Figure data in JSON:
....................

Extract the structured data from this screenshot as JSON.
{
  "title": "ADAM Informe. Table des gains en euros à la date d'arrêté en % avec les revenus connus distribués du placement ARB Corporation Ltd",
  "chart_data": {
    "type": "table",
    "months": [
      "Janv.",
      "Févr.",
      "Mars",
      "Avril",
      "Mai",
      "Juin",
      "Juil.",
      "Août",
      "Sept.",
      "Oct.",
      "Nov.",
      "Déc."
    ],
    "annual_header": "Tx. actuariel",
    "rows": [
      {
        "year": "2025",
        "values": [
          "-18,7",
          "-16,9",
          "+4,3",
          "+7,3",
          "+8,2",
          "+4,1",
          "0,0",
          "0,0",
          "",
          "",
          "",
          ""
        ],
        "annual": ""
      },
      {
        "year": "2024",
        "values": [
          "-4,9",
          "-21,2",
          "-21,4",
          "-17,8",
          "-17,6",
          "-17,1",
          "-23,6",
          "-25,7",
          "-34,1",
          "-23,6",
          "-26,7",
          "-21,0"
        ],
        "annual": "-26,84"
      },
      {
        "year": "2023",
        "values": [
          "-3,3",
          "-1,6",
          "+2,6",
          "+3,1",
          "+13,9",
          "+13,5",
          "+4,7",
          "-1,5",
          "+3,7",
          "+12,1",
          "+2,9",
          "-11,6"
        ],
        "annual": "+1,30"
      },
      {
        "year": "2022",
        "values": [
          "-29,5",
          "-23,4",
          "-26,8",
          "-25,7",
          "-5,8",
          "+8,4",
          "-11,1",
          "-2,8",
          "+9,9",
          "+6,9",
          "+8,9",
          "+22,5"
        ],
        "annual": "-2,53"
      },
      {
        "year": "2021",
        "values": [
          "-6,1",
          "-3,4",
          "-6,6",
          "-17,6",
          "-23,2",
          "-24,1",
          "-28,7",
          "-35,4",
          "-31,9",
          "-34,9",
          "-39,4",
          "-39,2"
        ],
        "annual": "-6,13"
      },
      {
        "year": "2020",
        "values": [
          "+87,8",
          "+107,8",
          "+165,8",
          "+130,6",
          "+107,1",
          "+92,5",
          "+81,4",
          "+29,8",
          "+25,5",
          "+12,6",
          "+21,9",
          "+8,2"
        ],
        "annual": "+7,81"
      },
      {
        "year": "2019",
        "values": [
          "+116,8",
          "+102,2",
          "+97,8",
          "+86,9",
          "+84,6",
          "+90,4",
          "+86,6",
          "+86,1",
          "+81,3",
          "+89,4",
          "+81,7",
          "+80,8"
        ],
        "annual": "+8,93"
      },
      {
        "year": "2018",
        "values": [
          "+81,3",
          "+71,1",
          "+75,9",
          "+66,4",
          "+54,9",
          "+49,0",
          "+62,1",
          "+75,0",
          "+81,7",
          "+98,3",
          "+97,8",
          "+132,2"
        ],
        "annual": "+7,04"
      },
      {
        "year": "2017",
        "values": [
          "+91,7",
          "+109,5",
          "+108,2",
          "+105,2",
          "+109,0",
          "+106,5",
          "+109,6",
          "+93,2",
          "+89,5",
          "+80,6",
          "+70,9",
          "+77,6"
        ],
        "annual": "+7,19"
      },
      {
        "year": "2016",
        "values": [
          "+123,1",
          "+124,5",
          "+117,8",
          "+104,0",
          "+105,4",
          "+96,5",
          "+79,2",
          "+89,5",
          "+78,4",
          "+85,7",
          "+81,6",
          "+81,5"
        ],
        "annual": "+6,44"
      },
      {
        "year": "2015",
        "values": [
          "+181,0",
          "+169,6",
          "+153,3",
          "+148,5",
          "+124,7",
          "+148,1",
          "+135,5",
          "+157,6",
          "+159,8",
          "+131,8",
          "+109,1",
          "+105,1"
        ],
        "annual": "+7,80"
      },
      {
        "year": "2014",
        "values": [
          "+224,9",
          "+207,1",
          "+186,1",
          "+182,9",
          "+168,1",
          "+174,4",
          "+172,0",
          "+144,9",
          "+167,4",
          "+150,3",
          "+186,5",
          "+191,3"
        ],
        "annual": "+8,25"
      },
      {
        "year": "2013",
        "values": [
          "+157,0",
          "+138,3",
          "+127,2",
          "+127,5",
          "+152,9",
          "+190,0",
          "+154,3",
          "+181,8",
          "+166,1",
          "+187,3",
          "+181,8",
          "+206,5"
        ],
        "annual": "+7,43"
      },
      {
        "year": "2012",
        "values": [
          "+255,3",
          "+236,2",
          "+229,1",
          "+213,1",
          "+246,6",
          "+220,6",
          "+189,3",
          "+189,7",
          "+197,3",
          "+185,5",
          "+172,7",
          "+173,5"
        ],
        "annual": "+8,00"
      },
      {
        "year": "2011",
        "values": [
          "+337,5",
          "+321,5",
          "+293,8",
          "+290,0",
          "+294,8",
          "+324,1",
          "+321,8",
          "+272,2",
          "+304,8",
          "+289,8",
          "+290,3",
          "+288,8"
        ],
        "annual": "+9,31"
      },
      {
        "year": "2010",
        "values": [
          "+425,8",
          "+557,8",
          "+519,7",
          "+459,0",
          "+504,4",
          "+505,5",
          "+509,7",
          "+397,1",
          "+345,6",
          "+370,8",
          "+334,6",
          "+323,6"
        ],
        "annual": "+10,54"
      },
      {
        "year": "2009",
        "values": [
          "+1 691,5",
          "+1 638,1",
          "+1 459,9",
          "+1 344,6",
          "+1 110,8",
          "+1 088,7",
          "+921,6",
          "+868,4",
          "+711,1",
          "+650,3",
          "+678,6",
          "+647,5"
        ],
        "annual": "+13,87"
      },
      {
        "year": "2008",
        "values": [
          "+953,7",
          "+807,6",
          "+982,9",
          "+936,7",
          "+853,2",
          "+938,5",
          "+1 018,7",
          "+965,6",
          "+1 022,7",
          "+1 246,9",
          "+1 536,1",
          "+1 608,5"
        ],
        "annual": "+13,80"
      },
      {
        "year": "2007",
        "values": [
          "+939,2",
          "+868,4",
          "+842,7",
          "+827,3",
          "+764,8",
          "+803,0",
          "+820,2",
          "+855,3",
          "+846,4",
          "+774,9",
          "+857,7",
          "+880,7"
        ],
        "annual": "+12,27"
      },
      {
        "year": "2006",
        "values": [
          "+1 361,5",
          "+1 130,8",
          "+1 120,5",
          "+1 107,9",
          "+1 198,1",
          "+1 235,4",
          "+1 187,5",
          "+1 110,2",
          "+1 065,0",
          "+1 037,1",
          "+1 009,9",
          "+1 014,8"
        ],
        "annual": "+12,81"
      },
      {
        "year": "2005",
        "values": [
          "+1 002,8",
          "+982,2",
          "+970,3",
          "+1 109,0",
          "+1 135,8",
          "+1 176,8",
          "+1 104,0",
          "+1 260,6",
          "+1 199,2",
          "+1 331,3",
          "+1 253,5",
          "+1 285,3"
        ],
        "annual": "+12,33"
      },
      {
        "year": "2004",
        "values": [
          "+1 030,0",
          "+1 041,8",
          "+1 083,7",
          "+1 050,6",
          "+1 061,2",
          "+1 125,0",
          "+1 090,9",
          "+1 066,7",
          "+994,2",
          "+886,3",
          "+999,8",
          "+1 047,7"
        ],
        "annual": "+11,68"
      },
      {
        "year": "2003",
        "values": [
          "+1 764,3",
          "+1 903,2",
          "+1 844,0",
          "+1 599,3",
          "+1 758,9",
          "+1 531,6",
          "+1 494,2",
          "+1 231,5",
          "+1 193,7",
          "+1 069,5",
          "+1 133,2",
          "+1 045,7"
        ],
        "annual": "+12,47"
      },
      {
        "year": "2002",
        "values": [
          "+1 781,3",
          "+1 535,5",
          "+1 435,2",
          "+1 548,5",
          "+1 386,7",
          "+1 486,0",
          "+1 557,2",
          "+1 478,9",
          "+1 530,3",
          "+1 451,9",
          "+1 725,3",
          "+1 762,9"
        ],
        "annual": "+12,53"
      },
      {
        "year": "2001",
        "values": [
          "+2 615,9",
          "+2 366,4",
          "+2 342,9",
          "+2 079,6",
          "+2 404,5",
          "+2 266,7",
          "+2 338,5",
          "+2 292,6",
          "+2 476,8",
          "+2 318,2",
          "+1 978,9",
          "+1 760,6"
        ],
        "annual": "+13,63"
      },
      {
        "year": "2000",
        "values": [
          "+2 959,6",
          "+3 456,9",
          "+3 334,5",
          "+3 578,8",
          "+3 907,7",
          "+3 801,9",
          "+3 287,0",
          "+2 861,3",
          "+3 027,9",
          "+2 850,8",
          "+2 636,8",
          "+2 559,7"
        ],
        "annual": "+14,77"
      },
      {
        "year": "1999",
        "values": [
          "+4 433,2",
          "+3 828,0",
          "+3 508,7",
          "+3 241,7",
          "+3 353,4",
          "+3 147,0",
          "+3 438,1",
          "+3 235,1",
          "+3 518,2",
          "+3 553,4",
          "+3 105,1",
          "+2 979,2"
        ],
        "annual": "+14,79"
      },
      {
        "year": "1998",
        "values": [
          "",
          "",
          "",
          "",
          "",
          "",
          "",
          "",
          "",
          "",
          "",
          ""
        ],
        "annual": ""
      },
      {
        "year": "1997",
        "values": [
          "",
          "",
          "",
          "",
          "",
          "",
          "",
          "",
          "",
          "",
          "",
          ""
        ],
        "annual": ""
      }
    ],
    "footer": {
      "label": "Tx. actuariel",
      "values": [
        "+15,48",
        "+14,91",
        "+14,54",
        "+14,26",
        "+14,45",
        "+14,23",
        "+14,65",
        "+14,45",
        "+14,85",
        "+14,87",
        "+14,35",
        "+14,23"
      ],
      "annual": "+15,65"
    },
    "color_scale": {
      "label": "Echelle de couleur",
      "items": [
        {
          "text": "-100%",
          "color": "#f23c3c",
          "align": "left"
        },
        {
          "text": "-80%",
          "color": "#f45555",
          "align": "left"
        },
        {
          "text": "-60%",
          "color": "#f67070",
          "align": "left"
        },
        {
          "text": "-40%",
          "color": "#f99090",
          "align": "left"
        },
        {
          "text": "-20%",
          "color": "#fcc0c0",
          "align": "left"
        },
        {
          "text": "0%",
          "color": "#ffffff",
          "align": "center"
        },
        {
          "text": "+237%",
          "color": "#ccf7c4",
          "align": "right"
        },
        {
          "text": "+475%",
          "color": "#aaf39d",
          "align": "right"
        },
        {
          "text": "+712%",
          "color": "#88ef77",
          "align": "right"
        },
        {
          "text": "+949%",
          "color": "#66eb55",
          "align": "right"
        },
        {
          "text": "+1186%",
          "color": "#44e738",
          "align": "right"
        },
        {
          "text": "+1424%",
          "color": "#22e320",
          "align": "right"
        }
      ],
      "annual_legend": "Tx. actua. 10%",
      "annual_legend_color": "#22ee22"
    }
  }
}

....................

### AIM OF THE EXERCISE
Copy each line from the records above that includes the string "actuariel".

### WRITTEN ANSWER
    "annual_header": "Tx. actuariel",
      "label": "Tx. actuariel",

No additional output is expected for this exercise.